## start

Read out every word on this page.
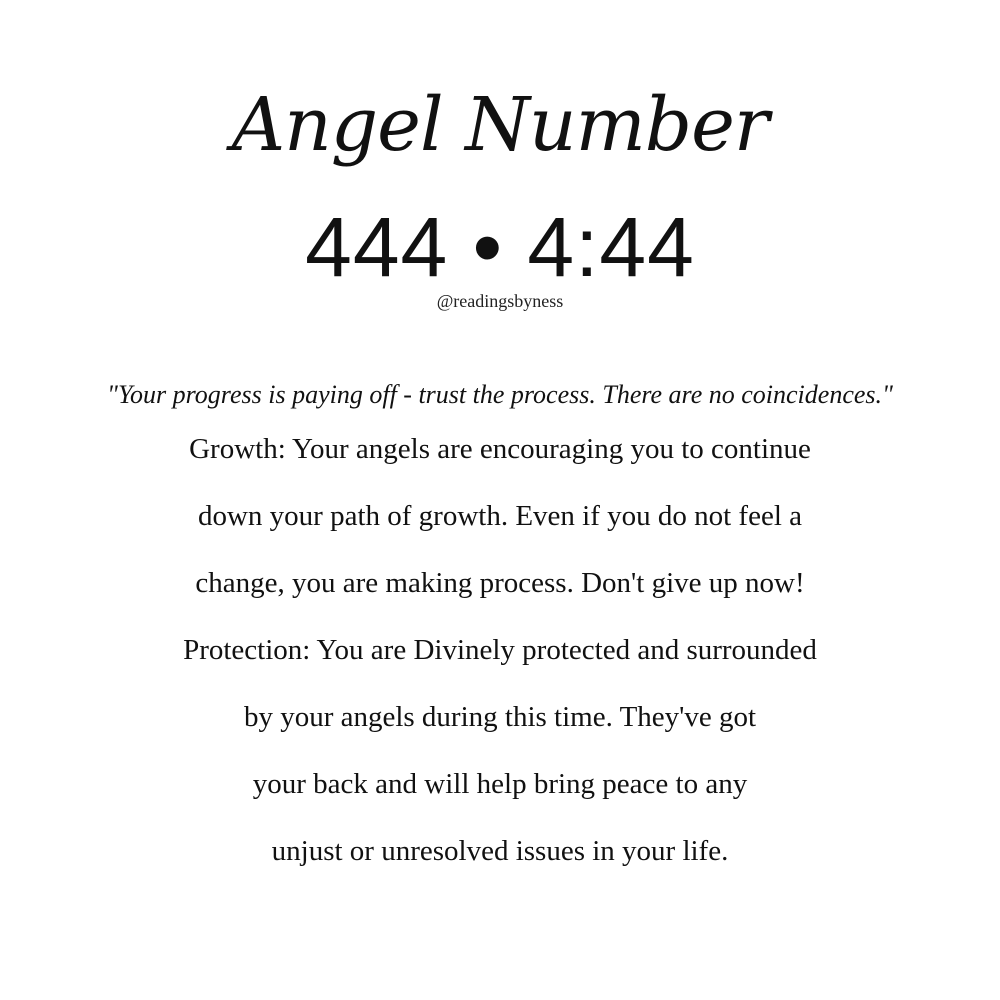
Angel Number
444 • 4:44
@readingsbyness
"Your progress is paying off - trust the process. There are no coincidences."
Growth: Your angels are encouraging you to continue
down your path of growth. Even if you do not feel a
change, you are making process. Don't give up now!
Protection: You are Divinely protected and surrounded
by your angels during this time. They've got
your back and will help bring peace to any
unjust or unresolved issues in your life.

## end

▶ _DIRECTIVE_: Lines in the records that hold the word "angels" are to be counted; give only the total.

▶ _FULL OUTPUT_: 2